▶ Prompt: Which lines below hold the word "JSON"? Report each one.

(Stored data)
--- --- ---

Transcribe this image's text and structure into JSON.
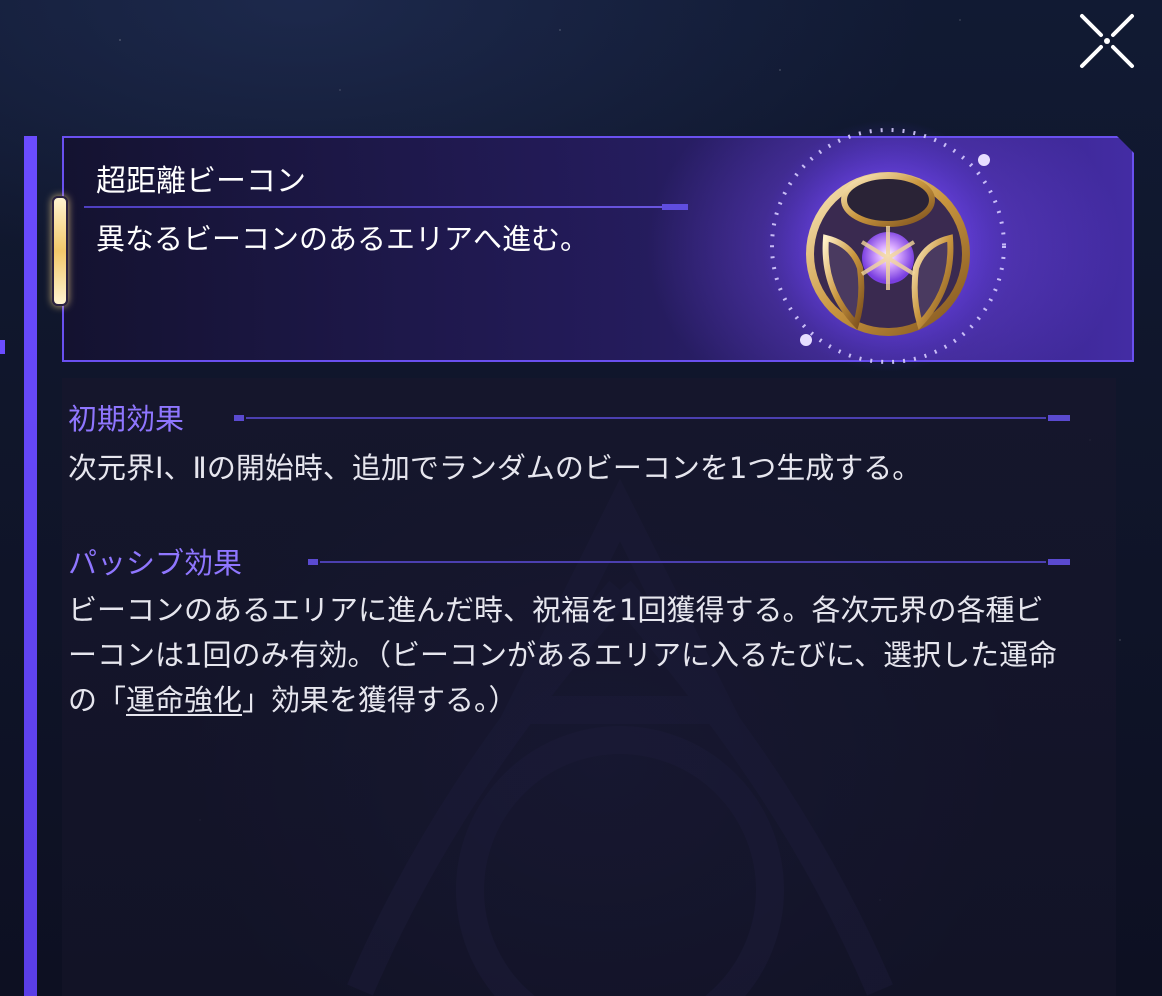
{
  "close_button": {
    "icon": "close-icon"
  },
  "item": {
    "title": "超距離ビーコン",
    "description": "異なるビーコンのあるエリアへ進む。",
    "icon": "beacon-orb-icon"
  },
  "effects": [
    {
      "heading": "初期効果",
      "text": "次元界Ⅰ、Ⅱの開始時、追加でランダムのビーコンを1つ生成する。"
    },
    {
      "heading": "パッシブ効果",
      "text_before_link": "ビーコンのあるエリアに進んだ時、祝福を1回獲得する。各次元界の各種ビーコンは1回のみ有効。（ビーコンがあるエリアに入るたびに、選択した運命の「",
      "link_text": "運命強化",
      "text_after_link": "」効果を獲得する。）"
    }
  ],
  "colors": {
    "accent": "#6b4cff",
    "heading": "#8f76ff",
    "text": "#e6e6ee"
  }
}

--- --- ---

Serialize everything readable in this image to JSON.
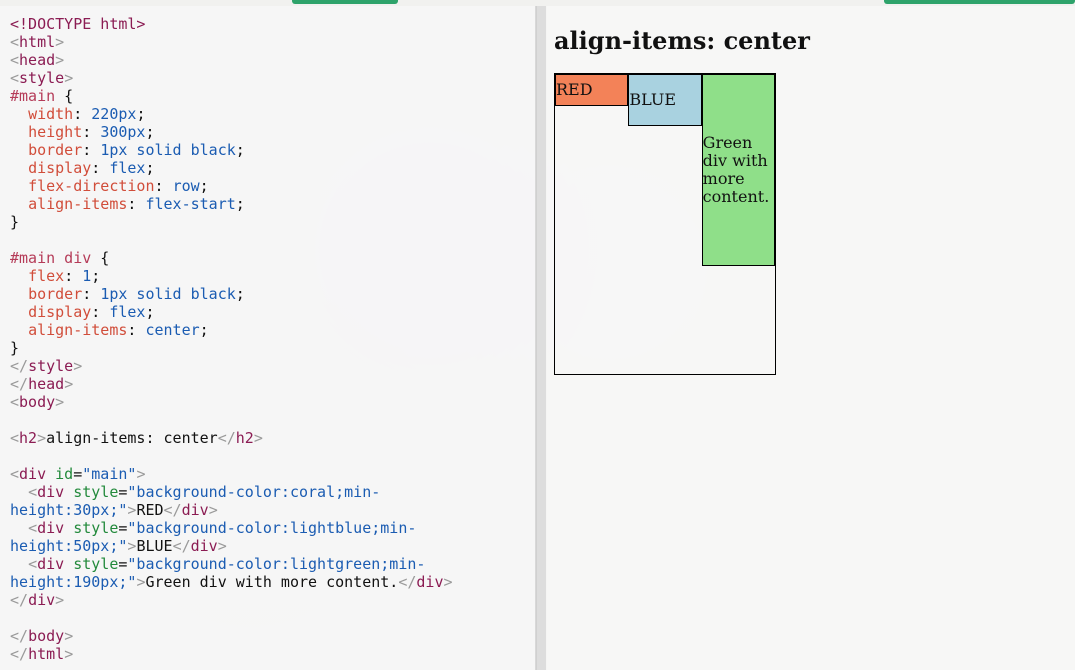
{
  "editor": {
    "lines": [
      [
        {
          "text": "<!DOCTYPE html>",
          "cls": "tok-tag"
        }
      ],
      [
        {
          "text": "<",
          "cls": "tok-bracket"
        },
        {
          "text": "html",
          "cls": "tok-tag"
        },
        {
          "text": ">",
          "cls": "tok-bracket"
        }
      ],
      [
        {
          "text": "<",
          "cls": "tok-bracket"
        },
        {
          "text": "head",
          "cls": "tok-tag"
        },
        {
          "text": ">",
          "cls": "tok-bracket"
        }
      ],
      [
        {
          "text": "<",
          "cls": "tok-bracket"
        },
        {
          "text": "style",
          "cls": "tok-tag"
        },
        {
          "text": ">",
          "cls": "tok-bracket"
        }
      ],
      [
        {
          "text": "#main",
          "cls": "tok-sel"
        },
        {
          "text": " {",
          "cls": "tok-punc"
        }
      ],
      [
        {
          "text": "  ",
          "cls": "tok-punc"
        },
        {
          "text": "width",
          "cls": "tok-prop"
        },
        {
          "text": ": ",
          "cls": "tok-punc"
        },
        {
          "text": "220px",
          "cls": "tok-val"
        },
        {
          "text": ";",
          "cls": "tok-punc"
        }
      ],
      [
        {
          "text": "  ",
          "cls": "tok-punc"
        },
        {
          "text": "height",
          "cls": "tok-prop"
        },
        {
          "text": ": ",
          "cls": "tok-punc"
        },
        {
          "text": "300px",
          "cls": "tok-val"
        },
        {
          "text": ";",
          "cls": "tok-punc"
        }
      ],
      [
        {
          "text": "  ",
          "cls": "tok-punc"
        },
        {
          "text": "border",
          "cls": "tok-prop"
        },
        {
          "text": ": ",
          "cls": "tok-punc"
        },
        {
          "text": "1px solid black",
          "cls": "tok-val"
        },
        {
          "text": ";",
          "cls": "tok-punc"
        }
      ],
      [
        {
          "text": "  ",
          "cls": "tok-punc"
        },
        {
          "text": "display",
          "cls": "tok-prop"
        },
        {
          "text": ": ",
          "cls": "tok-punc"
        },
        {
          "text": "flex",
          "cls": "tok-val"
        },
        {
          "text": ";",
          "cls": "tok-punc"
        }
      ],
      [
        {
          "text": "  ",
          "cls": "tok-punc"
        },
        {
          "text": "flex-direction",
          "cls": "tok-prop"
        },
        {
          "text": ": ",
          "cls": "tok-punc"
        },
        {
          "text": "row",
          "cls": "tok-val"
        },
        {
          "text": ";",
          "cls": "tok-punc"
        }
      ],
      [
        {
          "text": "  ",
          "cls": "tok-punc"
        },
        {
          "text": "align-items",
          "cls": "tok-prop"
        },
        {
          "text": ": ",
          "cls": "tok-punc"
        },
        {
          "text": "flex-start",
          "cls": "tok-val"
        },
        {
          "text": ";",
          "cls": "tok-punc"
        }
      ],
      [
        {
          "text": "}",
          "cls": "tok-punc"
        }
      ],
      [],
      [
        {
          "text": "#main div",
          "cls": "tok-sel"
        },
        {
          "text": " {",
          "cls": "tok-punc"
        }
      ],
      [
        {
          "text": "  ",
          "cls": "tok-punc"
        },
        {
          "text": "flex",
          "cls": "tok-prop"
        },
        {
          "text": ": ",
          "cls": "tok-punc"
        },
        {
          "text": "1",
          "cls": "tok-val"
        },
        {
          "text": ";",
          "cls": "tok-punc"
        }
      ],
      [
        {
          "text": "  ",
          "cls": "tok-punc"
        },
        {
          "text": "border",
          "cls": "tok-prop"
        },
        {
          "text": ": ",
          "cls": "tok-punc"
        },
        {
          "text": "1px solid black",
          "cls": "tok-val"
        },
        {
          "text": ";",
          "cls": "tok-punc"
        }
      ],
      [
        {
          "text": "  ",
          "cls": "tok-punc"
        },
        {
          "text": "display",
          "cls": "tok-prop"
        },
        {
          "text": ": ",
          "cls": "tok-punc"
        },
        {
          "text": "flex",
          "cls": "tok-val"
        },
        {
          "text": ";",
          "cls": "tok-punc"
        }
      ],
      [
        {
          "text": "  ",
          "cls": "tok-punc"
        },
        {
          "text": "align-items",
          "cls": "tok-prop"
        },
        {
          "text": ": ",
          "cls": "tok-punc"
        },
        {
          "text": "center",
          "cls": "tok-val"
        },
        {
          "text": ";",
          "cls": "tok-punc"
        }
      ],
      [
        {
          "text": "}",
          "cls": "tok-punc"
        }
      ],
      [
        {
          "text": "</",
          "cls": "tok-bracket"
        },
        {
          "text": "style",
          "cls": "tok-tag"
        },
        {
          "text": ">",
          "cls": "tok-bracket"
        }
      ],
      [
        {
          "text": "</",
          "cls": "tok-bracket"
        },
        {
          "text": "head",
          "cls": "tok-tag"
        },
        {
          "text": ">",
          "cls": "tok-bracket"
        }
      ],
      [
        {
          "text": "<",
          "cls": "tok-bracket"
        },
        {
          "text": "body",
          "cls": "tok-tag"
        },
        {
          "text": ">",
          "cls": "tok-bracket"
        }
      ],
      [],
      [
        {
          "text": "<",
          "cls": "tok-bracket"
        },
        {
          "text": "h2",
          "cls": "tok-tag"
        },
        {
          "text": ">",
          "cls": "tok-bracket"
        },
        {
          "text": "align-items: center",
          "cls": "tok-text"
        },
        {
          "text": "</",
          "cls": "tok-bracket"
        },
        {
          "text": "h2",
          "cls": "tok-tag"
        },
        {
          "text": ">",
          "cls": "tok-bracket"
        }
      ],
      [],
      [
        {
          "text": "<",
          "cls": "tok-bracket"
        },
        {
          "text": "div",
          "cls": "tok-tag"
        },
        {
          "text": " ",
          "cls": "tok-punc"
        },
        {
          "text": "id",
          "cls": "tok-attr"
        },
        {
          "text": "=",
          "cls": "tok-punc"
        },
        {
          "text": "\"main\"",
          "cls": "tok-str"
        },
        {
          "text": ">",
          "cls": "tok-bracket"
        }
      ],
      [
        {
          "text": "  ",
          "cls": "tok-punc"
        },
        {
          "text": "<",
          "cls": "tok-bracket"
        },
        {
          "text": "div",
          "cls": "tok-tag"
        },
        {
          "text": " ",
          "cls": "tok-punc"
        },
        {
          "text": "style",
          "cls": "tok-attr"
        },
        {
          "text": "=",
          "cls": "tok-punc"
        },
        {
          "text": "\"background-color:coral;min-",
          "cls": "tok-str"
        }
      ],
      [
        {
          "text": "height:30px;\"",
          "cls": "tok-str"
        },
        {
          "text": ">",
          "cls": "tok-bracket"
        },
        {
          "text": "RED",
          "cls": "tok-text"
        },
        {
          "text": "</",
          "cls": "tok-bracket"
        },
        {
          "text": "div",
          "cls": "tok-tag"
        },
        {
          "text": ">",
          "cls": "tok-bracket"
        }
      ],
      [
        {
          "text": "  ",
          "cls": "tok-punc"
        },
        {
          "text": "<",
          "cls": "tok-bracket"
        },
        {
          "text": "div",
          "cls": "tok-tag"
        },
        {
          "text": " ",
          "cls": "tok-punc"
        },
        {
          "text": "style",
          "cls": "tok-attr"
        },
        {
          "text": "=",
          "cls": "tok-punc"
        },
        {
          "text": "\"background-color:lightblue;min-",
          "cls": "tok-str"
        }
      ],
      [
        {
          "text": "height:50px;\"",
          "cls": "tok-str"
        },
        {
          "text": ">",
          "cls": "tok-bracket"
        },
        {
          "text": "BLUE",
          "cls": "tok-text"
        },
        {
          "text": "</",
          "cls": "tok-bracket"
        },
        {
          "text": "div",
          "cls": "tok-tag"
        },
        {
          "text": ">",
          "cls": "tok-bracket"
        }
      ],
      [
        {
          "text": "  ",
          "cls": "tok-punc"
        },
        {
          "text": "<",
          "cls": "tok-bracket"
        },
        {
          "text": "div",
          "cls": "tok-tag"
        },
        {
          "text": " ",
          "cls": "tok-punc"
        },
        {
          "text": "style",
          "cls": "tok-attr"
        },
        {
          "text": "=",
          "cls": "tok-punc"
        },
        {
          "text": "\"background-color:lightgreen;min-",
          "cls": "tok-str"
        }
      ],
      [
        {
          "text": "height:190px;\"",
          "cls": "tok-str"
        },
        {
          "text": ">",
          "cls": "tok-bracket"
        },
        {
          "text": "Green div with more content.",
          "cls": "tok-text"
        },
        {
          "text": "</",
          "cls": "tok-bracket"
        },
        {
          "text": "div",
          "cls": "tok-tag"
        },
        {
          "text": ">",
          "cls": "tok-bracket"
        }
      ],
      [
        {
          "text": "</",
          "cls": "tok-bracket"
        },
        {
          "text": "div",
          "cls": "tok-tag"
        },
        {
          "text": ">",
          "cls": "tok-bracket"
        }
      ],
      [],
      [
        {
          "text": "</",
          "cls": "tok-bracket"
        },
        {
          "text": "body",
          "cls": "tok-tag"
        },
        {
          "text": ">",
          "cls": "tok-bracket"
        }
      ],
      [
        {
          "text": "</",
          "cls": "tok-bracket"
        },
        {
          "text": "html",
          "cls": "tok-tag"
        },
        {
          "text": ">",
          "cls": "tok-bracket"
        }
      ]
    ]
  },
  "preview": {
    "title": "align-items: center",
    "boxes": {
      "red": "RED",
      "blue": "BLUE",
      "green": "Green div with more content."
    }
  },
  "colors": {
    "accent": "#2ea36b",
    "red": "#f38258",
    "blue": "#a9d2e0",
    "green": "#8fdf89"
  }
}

--- --- ---

▶ Answer:
Transcribe this image's text and structure into JSON.
Serialize everything readable in this image to JSON.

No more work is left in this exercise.